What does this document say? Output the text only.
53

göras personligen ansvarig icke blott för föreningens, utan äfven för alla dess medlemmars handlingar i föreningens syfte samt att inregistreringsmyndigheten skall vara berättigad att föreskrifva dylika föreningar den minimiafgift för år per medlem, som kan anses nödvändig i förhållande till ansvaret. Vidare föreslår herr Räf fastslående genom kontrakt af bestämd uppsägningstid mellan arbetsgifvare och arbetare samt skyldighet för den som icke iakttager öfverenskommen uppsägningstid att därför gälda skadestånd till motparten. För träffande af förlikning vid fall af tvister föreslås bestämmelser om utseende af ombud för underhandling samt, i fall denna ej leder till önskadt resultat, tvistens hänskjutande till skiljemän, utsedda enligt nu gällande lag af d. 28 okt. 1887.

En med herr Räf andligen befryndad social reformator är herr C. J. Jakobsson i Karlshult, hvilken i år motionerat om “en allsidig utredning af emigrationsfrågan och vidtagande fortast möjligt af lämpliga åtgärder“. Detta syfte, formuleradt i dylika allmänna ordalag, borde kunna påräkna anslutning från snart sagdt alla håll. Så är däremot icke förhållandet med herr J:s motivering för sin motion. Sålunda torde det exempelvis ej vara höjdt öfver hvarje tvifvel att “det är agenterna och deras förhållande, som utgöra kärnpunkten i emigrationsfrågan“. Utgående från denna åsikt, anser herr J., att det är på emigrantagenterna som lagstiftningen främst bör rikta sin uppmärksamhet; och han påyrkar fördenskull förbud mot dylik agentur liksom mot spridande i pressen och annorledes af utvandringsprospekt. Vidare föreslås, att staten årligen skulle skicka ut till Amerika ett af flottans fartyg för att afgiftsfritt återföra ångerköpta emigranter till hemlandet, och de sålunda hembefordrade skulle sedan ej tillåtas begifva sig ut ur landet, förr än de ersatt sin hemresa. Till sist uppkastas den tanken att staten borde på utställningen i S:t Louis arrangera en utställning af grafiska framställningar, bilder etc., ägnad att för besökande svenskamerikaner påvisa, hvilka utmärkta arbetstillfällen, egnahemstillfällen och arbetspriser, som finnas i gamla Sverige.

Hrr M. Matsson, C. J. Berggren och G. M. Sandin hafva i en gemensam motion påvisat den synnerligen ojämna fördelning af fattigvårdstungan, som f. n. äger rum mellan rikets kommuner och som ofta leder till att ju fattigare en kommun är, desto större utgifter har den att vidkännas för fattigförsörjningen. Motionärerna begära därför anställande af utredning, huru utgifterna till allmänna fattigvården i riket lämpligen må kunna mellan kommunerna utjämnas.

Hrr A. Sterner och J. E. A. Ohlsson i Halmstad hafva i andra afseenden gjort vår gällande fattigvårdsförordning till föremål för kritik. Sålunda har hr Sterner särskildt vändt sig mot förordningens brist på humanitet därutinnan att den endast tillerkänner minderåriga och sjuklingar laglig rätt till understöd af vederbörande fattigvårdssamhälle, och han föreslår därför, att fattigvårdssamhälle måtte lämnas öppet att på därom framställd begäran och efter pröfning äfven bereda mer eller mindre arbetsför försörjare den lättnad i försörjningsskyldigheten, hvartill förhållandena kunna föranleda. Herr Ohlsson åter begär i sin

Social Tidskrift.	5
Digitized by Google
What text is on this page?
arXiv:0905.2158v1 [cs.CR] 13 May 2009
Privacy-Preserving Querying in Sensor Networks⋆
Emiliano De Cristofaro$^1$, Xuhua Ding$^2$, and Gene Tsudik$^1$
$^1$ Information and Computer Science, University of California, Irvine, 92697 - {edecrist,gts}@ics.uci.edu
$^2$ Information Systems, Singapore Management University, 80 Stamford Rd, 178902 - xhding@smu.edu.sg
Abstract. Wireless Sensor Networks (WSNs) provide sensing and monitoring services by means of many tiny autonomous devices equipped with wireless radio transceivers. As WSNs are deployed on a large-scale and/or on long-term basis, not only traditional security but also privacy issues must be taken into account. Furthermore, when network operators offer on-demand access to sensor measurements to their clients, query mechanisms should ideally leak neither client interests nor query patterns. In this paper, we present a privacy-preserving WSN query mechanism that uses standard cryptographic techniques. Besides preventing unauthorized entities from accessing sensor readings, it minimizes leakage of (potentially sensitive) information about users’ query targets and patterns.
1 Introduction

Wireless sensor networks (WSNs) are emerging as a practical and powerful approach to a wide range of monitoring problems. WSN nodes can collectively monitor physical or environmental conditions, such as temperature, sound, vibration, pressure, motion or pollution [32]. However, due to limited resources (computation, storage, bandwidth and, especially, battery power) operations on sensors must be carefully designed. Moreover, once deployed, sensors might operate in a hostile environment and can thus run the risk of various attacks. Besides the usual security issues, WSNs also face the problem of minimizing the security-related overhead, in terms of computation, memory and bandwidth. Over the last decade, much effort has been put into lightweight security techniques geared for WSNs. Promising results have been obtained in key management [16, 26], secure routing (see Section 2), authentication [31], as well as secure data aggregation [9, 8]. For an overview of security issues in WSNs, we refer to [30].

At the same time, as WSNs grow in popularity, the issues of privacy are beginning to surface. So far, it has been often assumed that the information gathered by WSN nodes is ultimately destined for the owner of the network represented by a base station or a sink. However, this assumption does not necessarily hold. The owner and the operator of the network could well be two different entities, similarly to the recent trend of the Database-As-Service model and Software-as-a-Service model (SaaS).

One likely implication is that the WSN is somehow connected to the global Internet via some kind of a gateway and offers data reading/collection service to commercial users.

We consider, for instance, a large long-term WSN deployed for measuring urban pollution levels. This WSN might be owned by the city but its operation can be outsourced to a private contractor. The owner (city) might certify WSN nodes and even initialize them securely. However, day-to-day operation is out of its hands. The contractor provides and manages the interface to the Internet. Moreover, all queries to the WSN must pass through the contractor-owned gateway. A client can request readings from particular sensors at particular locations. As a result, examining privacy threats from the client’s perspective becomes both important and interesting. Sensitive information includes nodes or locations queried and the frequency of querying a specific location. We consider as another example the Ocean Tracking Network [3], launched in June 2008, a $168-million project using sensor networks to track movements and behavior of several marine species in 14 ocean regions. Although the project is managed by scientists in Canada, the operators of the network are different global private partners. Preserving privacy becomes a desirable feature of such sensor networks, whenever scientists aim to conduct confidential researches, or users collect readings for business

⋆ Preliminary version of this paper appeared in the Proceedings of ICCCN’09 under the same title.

BRIEF
Your task is to give back every record exactly.

OUTPUT FOR THIS EXERCISE
What does this document say? Output the text only.
53

göras personligen ansvarig icke blott för föreningens, utan äfven för alla dess medlemmars handlingar i föreningens syfte samt att inregistreringsmyndigheten skall vara berättigad att föreskrifva dylika föreningar den minimiafgift för år per medlem, som kan anses nödvändig i förhållande till ansvaret. Vidare föreslår herr Räf fastslående genom kontrakt af bestämd uppsägningstid mellan arbetsgifvare och arbetare samt skyldighet för den som icke iakttager öfverenskommen uppsägningstid att därför gälda skadestånd till motparten. För träffande af förlikning vid fall af tvister föreslås bestämmelser om utseende af ombud för underhandling samt, i fall denna ej leder till önskadt resultat, tvistens hänskjutande till skiljemän, utsedda enligt nu gällande lag af d. 28 okt. 1887.

En med herr Räf andligen befryndad social reformator är herr C. J. Jakobsson i Karlshult, hvilken i år motionerat om “en allsidig utredning af emigrationsfrågan och vidtagande fortast möjligt af lämpliga åtgärder“. Detta syfte, formuleradt i dylika allmänna ordalag, borde kunna påräkna anslutning från snart sagdt alla håll. Så är däremot icke förhållandet med herr J:s motivering för sin motion. Sålunda torde det exempelvis ej vara höjdt öfver hvarje tvifvel att “det är agenterna och deras förhållande, som utgöra kärnpunkten i emigrationsfrågan“. Utgående från denna åsikt, anser herr J., att det är på emigrantagenterna som lagstiftningen främst bör rikta sin uppmärksamhet; och han påyrkar fördenskull förbud mot dylik agentur liksom mot spridande i pressen och annorledes af utvandringsprospekt. Vidare föreslås, att staten årligen skulle skicka ut till Amerika ett af flottans fartyg för att afgiftsfritt återföra ångerköpta emigranter till hemlandet, och de sålunda hembefordrade skulle sedan ej tillåtas begifva sig ut ur landet, förr än de ersatt sin hemresa. Till sist uppkastas den tanken att staten borde på utställningen i S:t Louis arrangera en utställning af grafiska framställningar, bilder etc., ägnad att för besökande svenskamerikaner påvisa, hvilka utmärkta arbetstillfällen, egnahemstillfällen och arbetspriser, som finnas i gamla Sverige.

Hrr M. Matsson, C. J. Berggren och G. M. Sandin hafva i en gemensam motion påvisat den synnerligen ojämna fördelning af fattigvårdstungan, som f. n. äger rum mellan rikets kommuner och som ofta leder till att ju fattigare en kommun är, desto större utgifter har den att vidkännas för fattigförsörjningen. Motionärerna begära därför anställande af utredning, huru utgifterna till allmänna fattigvården i riket lämpligen må kunna mellan kommunerna utjämnas.

Hrr A. Sterner och J. E. A. Ohlsson i Halmstad hafva i andra afseenden gjort vår gällande fattigvårdsförordning till föremål för kritik. Sålunda har hr Sterner särskildt vändt sig mot förordningens brist på humanitet därutinnan att den endast tillerkänner minderåriga och sjuklingar laglig rätt till understöd af vederbörande fattigvårdssamhälle, och han föreslår därför, att fattigvårdssamhälle måtte lämnas öppet att på därom framställd begäran och efter pröfning äfven bereda mer eller mindre arbetsför försörjare den lättnad i försörjningsskyldigheten, hvartill förhållandena kunna föranleda. Herr Ohlsson åter begär i sin

Social Tidskrift.	5
Digitized by Google
What text is on this page?
arXiv:0905.2158v1 [cs.CR] 13 May 2009
Privacy-Preserving Querying in Sensor Networks⋆
Emiliano De Cristofaro$^1$, Xuhua Ding$^2$, and Gene Tsudik$^1$
$^1$ Information and Computer Science, University of California, Irvine, 92697 - {edecrist,gts}@ics.uci.edu
$^2$ Information Systems, Singapore Management University, 80 Stamford Rd, 178902 - xhding@smu.edu.sg
Abstract. Wireless Sensor Networks (WSNs) provide sensing and monitoring services by means of many tiny autonomous devices equipped with wireless radio transceivers. As WSNs are deployed on a large-scale and/or on long-term basis, not only traditional security but also privacy issues must be taken into account. Furthermore, when network operators offer on-demand access to sensor measurements to their clients, query mechanisms should ideally leak neither client interests nor query patterns. In this paper, we present a privacy-preserving WSN query mechanism that uses standard cryptographic techniques. Besides preventing unauthorized entities from accessing sensor readings, it minimizes leakage of (potentially sensitive) information about users’ query targets and patterns.
1 Introduction

Wireless sensor networks (WSNs) are emerging as a practical and powerful approach to a wide range of monitoring problems. WSN nodes can collectively monitor physical or environmental conditions, such as temperature, sound, vibration, pressure, motion or pollution [32]. However, due to limited resources (computation, storage, bandwidth and, especially, battery power) operations on sensors must be carefully designed. Moreover, once deployed, sensors might operate in a hostile environment and can thus run the risk of various attacks. Besides the usual security issues, WSNs also face the problem of minimizing the security-related overhead, in terms of computation, memory and bandwidth. Over the last decade, much effort has been put into lightweight security techniques geared for WSNs. Promising results have been obtained in key management [16, 26], secure routing (see Section 2), authentication [31], as well as secure data aggregation [9, 8]. For an overview of security issues in WSNs, we refer to [30].

At the same time, as WSNs grow in popularity, the issues of privacy are beginning to surface. So far, it has been often assumed that the information gathered by WSN nodes is ultimately destined for the owner of the network represented by a base station or a sink. However, this assumption does not necessarily hold. The owner and the operator of the network could well be two different entities, similarly to the recent trend of the Database-As-Service model and Software-as-a-Service model (SaaS).

One likely implication is that the WSN is somehow connected to the global Internet via some kind of a gateway and offers data reading/collection service to commercial users.

We consider, for instance, a large long-term WSN deployed for measuring urban pollution levels. This WSN might be owned by the city but its operation can be outsourced to a private contractor. The owner (city) might certify WSN nodes and even initialize them securely. However, day-to-day operation is out of its hands. The contractor provides and manages the interface to the Internet. Moreover, all queries to the WSN must pass through the contractor-owned gateway. A client can request readings from particular sensors at particular locations. As a result, examining privacy threats from the client’s perspective becomes both important and interesting. Sensitive information includes nodes or locations queried and the frequency of querying a specific location. We consider as another example the Ocean Tracking Network [3], launched in June 2008, a $168-million project using sensor networks to track movements and behavior of several marine species in 14 ocean regions. Although the project is managed by scientists in Canada, the operators of the network are different global private partners. Preserving privacy becomes a desirable feature of such sensor networks, whenever scientists aim to conduct confidential researches, or users collect readings for business

⋆ Preliminary version of this paper appeared in the Proceedings of ICCCN’09 under the same title.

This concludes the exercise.